┌──
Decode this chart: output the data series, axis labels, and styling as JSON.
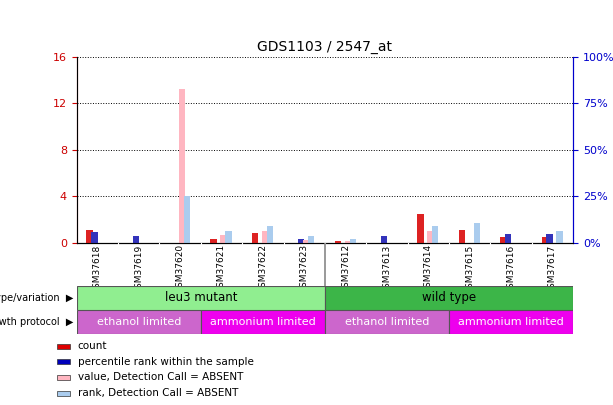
{
  "title": "GDS1103 / 2547_at",
  "samples": [
    "GSM37618",
    "GSM37619",
    "GSM37620",
    "GSM37621",
    "GSM37622",
    "GSM37623",
    "GSM37612",
    "GSM37613",
    "GSM37614",
    "GSM37615",
    "GSM37616",
    "GSM37617"
  ],
  "count_red": [
    1.1,
    0.0,
    0.0,
    0.35,
    0.85,
    0.0,
    0.15,
    0.0,
    2.5,
    1.1,
    0.5,
    0.5
  ],
  "rank_blue_pct": [
    6.0,
    4.0,
    0.0,
    0.0,
    0.0,
    2.0,
    0.0,
    4.0,
    0.0,
    0.0,
    5.0,
    5.0
  ],
  "value_pink": [
    0.0,
    0.0,
    13.2,
    0.7,
    1.0,
    0.3,
    0.2,
    0.0,
    1.0,
    0.0,
    0.0,
    0.0
  ],
  "rank_lb_pct": [
    0.0,
    0.0,
    25.0,
    6.5,
    9.0,
    3.5,
    2.0,
    0.0,
    9.0,
    11.0,
    0.0,
    6.5
  ],
  "ylim_left": [
    0,
    16
  ],
  "ylim_right": [
    0,
    100
  ],
  "yticks_left": [
    0,
    4,
    8,
    12,
    16
  ],
  "yticks_right": [
    0,
    25,
    50,
    75,
    100
  ],
  "ytick_labels_right": [
    "0%",
    "25%",
    "50%",
    "75%",
    "100%"
  ],
  "genotype_groups": [
    {
      "label": "leu3 mutant",
      "start": 0,
      "end": 6,
      "color": "#90EE90"
    },
    {
      "label": "wild type",
      "start": 6,
      "end": 12,
      "color": "#3CB548"
    }
  ],
  "growth_groups": [
    {
      "label": "ethanol limited",
      "start": 0,
      "end": 3,
      "color": "#CC66CC"
    },
    {
      "label": "ammonium limited",
      "start": 3,
      "end": 6,
      "color": "#EE00EE"
    },
    {
      "label": "ethanol limited",
      "start": 6,
      "end": 9,
      "color": "#CC66CC"
    },
    {
      "label": "ammonium limited",
      "start": 9,
      "end": 12,
      "color": "#EE00EE"
    }
  ],
  "bar_width": 0.15,
  "legend_items": [
    {
      "label": "count",
      "color": "#DD0000"
    },
    {
      "label": "percentile rank within the sample",
      "color": "#0000BB"
    },
    {
      "label": "value, Detection Call = ABSENT",
      "color": "#FFB6C1"
    },
    {
      "label": "rank, Detection Call = ABSENT",
      "color": "#AACCEE"
    }
  ],
  "left_axis_color": "#CC0000",
  "right_axis_color": "#0000CC",
  "sample_area_bg": "#CCCCCC"
}
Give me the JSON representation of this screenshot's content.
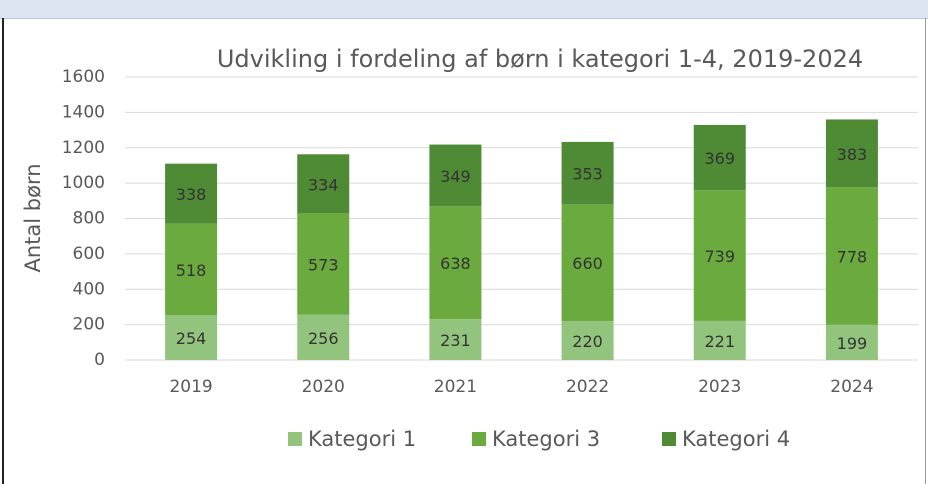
{
  "chart_data": {
    "type": "stacked_bar",
    "title": "Udvikling i fordeling af børn i kategori 1-4, 2019-2024",
    "y_label": "Antal børn",
    "categories": [
      "2019",
      "2020",
      "2021",
      "2022",
      "2023",
      "2024"
    ],
    "series": [
      {
        "name": "Kategori 1",
        "color": "#93c47d",
        "values": [
          254,
          256,
          231,
          220,
          221,
          199
        ]
      },
      {
        "name": "Kategori 3",
        "color": "#6aaa3f",
        "values": [
          518,
          573,
          638,
          660,
          739,
          778
        ]
      },
      {
        "name": "Kategori 4",
        "color": "#4f8a35",
        "values": [
          338,
          334,
          349,
          353,
          369,
          383
        ]
      }
    ],
    "ylim": [
      0,
      1600
    ],
    "yticks": [
      0,
      200,
      400,
      600,
      800,
      1000,
      1200,
      1400,
      1600
    ],
    "grid": true,
    "legend": "bottom"
  }
}
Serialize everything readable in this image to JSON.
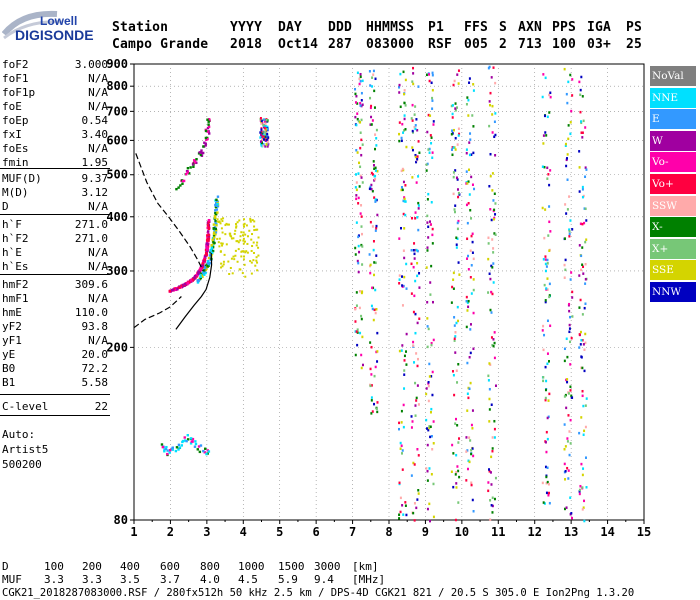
{
  "logo": {
    "line1": "Lowell",
    "line2": "DIGISONDE"
  },
  "header": {
    "labels": [
      "Station",
      "YYYY",
      "DAY",
      "DDD",
      "HHMMSS",
      "P1",
      "FFS",
      "S",
      "AXN",
      "PPS",
      "IGA",
      "PS"
    ],
    "values": [
      "Campo Grande",
      "2018",
      "Oct14",
      "287",
      "083000",
      "RSF",
      "005",
      "2",
      "713",
      "100",
      "03+",
      "25"
    ]
  },
  "params": [
    {
      "name": "foF2",
      "value": "3.000"
    },
    {
      "name": "foF1",
      "value": "N/A"
    },
    {
      "name": "foF1p",
      "value": "N/A"
    },
    {
      "name": "foE",
      "value": "N/A"
    },
    {
      "name": "foEp",
      "value": "0.54"
    },
    {
      "name": "fxI",
      "value": "3.40"
    },
    {
      "name": "foEs",
      "value": "N/A"
    },
    {
      "name": "fmin",
      "value": "1.95"
    },
    {
      "name": "MUF(D)",
      "value": "9.37"
    },
    {
      "name": "M(D)",
      "value": "3.12"
    },
    {
      "name": "D",
      "value": "N/A"
    },
    {
      "name": "h`F",
      "value": "271.0"
    },
    {
      "name": "h`F2",
      "value": "271.0"
    },
    {
      "name": "h`E",
      "value": "N/A"
    },
    {
      "name": "h`Es",
      "value": "N/A"
    },
    {
      "name": "hmF2",
      "value": "309.6"
    },
    {
      "name": "hmF1",
      "value": "N/A"
    },
    {
      "name": "hmE",
      "value": "110.0"
    },
    {
      "name": "yF2",
      "value": "93.8"
    },
    {
      "name": "yF1",
      "value": "N/A"
    },
    {
      "name": "yE",
      "value": "20.0"
    },
    {
      "name": "B0",
      "value": "72.2"
    },
    {
      "name": "B1",
      "value": "5.58"
    },
    {
      "name": "C-level",
      "value": "22"
    }
  ],
  "auto": {
    "line1": "Auto:",
    "line2": "Artist5",
    "line3": "500200"
  },
  "legend": [
    {
      "label": "NoVal",
      "color": "#7f7f7f"
    },
    {
      "label": "NNE",
      "color": "#00e0ff"
    },
    {
      "label": "E",
      "color": "#3399ff"
    },
    {
      "label": "W",
      "color": "#a000a0"
    },
    {
      "label": "Vo-",
      "color": "#ff00aa"
    },
    {
      "label": "Vo+",
      "color": "#ff0040"
    },
    {
      "label": "SSW",
      "color": "#ffaaaa"
    },
    {
      "label": "X-",
      "color": "#008000"
    },
    {
      "label": "X+",
      "color": "#77c777"
    },
    {
      "label": "SSE",
      "color": "#d4d400"
    },
    {
      "label": "NNW",
      "color": "#0000c0"
    }
  ],
  "footer": {
    "d_label": "D",
    "d_values": [
      "100",
      "200",
      "400",
      "600",
      "800",
      "1000",
      "1500",
      "3000"
    ],
    "d_unit": "[km]",
    "muf_label": "MUF",
    "muf_values": [
      "3.3",
      "3.3",
      "3.5",
      "3.7",
      "4.0",
      "4.5",
      "5.9",
      "9.4"
    ],
    "muf_unit": "[MHz]",
    "info": "CGK21_2018287083000.RSF / 280fx512h 50 kHz 2.5 km / DPS-4D CGK21 821 / 20.5 S 305.0 E Ion2Png 1.3.20"
  },
  "chart_data": {
    "type": "scatter",
    "x_ticks": [
      1,
      2,
      3,
      4,
      5,
      6,
      7,
      8,
      9,
      10,
      11,
      12,
      13,
      14,
      15
    ],
    "y_ticks": [
      80,
      200,
      300,
      400,
      500,
      600,
      700,
      800,
      900
    ],
    "xlim": [
      1,
      15
    ],
    "ylim": [
      80,
      900
    ],
    "y_scale": "log",
    "grid": true,
    "profile_curve": [
      [
        2.15,
        220
      ],
      [
        2.4,
        235
      ],
      [
        2.65,
        250
      ],
      [
        2.85,
        262
      ],
      [
        2.98,
        272
      ],
      [
        3.08,
        290
      ],
      [
        3.13,
        310
      ],
      [
        3.12,
        330
      ]
    ],
    "true_height_profile": [
      [
        1.05,
        560
      ],
      [
        1.35,
        480
      ],
      [
        1.65,
        430
      ],
      [
        1.95,
        400
      ],
      [
        2.25,
        370
      ],
      [
        2.55,
        340
      ],
      [
        2.75,
        318
      ],
      [
        2.9,
        300
      ]
    ],
    "trace_o_mode": [
      [
        1.95,
        271
      ],
      [
        2.15,
        275
      ],
      [
        2.35,
        280
      ],
      [
        2.55,
        287
      ],
      [
        2.7,
        295
      ],
      [
        2.85,
        310
      ],
      [
        2.95,
        330
      ],
      [
        3.0,
        355
      ],
      [
        3.02,
        400
      ]
    ],
    "trace_x_mode": [
      [
        2.7,
        285
      ],
      [
        2.9,
        300
      ],
      [
        3.05,
        320
      ],
      [
        3.15,
        350
      ],
      [
        3.22,
        400
      ],
      [
        3.25,
        450
      ]
    ],
    "trace_hooks": [
      [
        2.15,
        460
      ],
      [
        2.5,
        520
      ],
      [
        2.8,
        560
      ],
      [
        2.95,
        610
      ],
      [
        3.05,
        680
      ]
    ],
    "interference_bands": [
      {
        "x": 4.55,
        "y0": 585,
        "y1": 680
      },
      {
        "x": 7.15,
        "y0": 180,
        "y1": 900
      },
      {
        "x": 7.55,
        "y0": 140,
        "y1": 880
      },
      {
        "x": 8.35,
        "y0": 80,
        "y1": 900
      },
      {
        "x": 8.7,
        "y0": 80,
        "y1": 900
      },
      {
        "x": 9.1,
        "y0": 80,
        "y1": 900
      },
      {
        "x": 9.8,
        "y0": 80,
        "y1": 900
      },
      {
        "x": 10.2,
        "y0": 80,
        "y1": 900
      },
      {
        "x": 10.8,
        "y0": 80,
        "y1": 900
      },
      {
        "x": 12.3,
        "y0": 80,
        "y1": 900
      },
      {
        "x": 12.9,
        "y0": 80,
        "y1": 900
      },
      {
        "x": 13.3,
        "y0": 80,
        "y1": 900
      }
    ],
    "es_layer_points": [
      [
        1.75,
        120
      ],
      [
        1.9,
        115
      ],
      [
        2.2,
        118
      ],
      [
        2.45,
        125
      ],
      [
        2.75,
        118
      ],
      [
        3.0,
        115
      ]
    ]
  }
}
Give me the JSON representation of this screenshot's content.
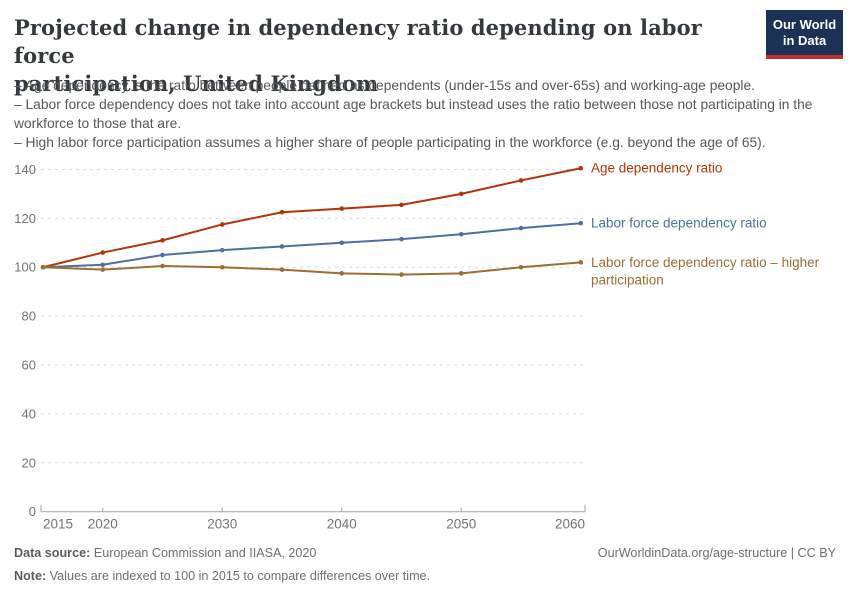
{
  "header": {
    "title_lines": [
      "Projected change in dependency ratio depending on labor force",
      "participation, United Kingdom"
    ],
    "logo_lines": [
      "Our World",
      "in Data"
    ],
    "logo_colors": {
      "navy": "#1b3155",
      "red": "#c62e2b"
    }
  },
  "subtitle": {
    "lines": [
      "– Age dependency is the ratio between people defined as dependents (under-15s and over-65s) and working-age people.",
      "– Labor force dependency does not take into account age brackets but instead uses the ratio between those not participating in the workforce to those that are.",
      "– High labor force participation assumes a higher share of people participating in the workforce (e.g. beyond the age of 65)."
    ]
  },
  "chart_data": {
    "type": "line",
    "title": "Projected change in dependency ratio depending on labor force participation, United Kingdom",
    "xlabel": "",
    "ylabel": "",
    "x": [
      2015,
      2020,
      2025,
      2030,
      2035,
      2040,
      2045,
      2050,
      2055,
      2060
    ],
    "xticks": [
      2015,
      2020,
      2030,
      2040,
      2050,
      2060
    ],
    "yticks": [
      0,
      20,
      40,
      60,
      80,
      100,
      120,
      140
    ],
    "ylim": [
      0,
      140
    ],
    "grid": true,
    "legend_position": "right-of-line-ends",
    "series": [
      {
        "name": "Age dependency ratio",
        "color": "#B13507",
        "values": [
          100,
          106,
          111,
          117.5,
          122.5,
          124,
          125.5,
          130,
          135.5,
          140.5
        ],
        "label_lines": [
          "Age dependency ratio"
        ]
      },
      {
        "name": "Labor force dependency ratio",
        "color": "#4C6FA4",
        "values": [
          100,
          101,
          105,
          107,
          108.5,
          110,
          111.5,
          113.5,
          116,
          118
        ],
        "label_lines": [
          "Labor force dependency ratio"
        ]
      },
      {
        "name": "Labor force dependency ratio – higher participation",
        "color": "#9D6D34",
        "values": [
          100,
          99,
          100.5,
          100,
          99,
          97.5,
          97,
          97.5,
          100,
          102
        ],
        "label_lines": [
          "Labor force dependency ratio – higher",
          "participation"
        ]
      }
    ]
  },
  "footer": {
    "data_source_label": "Data source:",
    "data_source_text": " European Commission and IIASA, 2020",
    "note_label": "Note:",
    "note_text": " Values are indexed to 100 in 2015 to compare differences over time.",
    "link": "OurWorldinData.org/age-structure | CC BY"
  }
}
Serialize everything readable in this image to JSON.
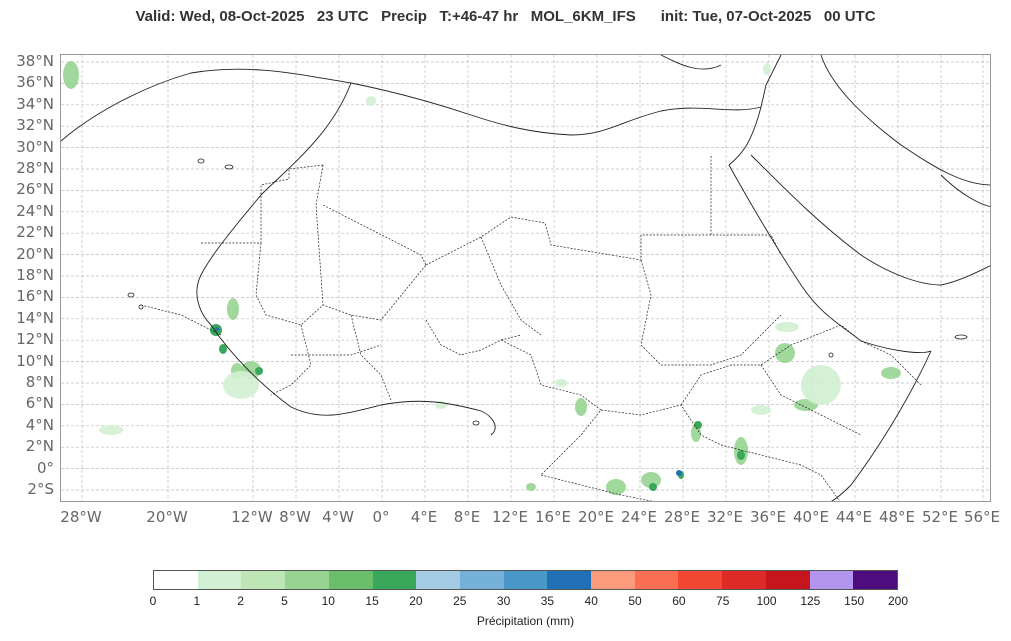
{
  "title": "Valid: Wed, 08-Oct-2025   23 UTC   Precip   T:+46-47 hr   MOL_6KM_IFS      init: Tue, 07-Oct-2025   00 UTC",
  "lat_labels": [
    "38°N",
    "36°N",
    "34°N",
    "32°N",
    "30°N",
    "28°N",
    "26°N",
    "24°N",
    "22°N",
    "20°N",
    "18°N",
    "16°N",
    "14°N",
    "12°N",
    "10°N",
    "8°N",
    "6°N",
    "4°N",
    "2°N",
    "0°",
    "2°S"
  ],
  "lon_labels": [
    "28°W",
    "20°W",
    "12°W",
    "8°W",
    "4°W",
    "0°",
    "4°E",
    "8°E",
    "12°E",
    "16°E",
    "20°E",
    "24°E",
    "28°E",
    "32°E",
    "36°E",
    "40°E",
    "44°E",
    "48°E",
    "52°E",
    "56°E"
  ],
  "colorbar": {
    "title": "Précipitation (mm)",
    "ticks": [
      "0",
      "1",
      "2",
      "5",
      "10",
      "15",
      "20",
      "25",
      "30",
      "35",
      "40",
      "50",
      "60",
      "75",
      "100",
      "125",
      "150",
      "200"
    ],
    "colors": [
      "#ffffff",
      "#d1f0d1",
      "#bde5b5",
      "#97d492",
      "#6bbf6a",
      "#3aa85a",
      "#a3cbe3",
      "#74b0d8",
      "#4a97c9",
      "#2170b5",
      "#fc9a7c",
      "#fb6e51",
      "#f24733",
      "#de2a26",
      "#c6151c",
      "#b195ee",
      "#4e0d7e"
    ]
  }
}
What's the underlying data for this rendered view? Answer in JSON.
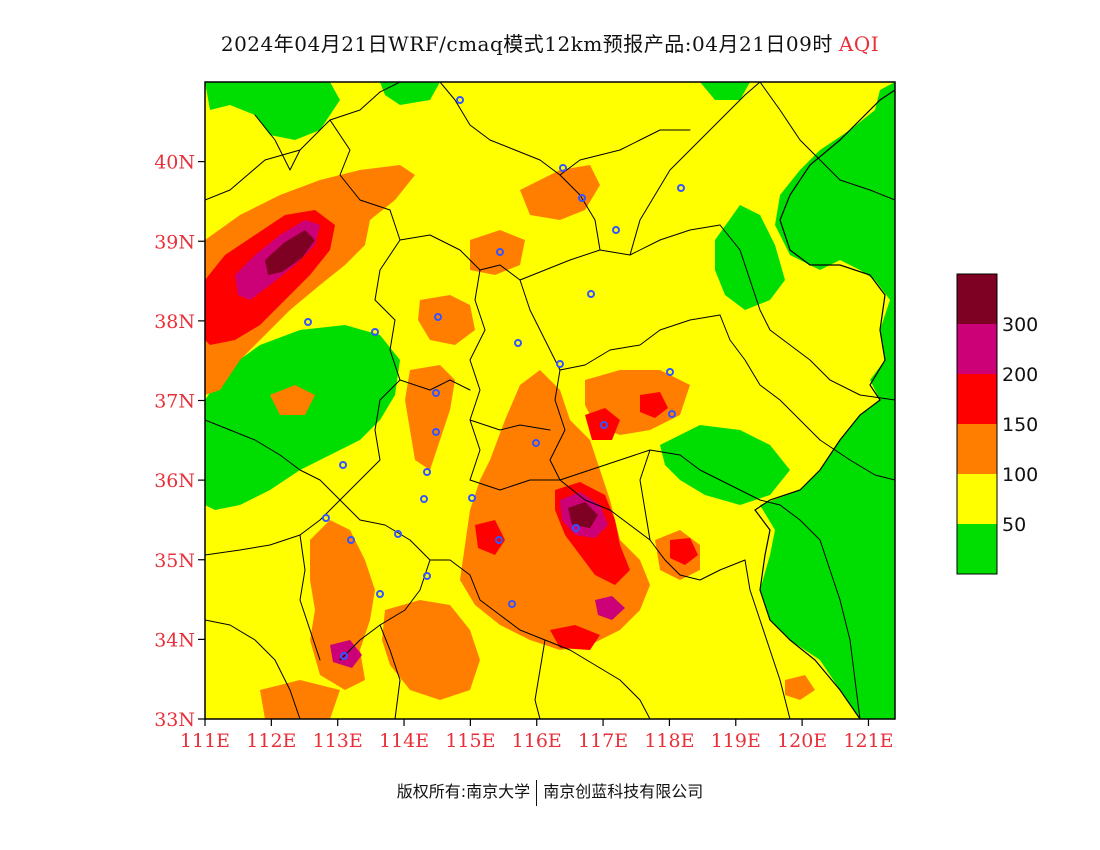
└──
From the records above, pull out every line containing the word "change".

● Final result
      "Projected change in dependency ratio depending on labor force",
    "title": "Projected change in dependency ratio depending on labor force participation, United Kingdom",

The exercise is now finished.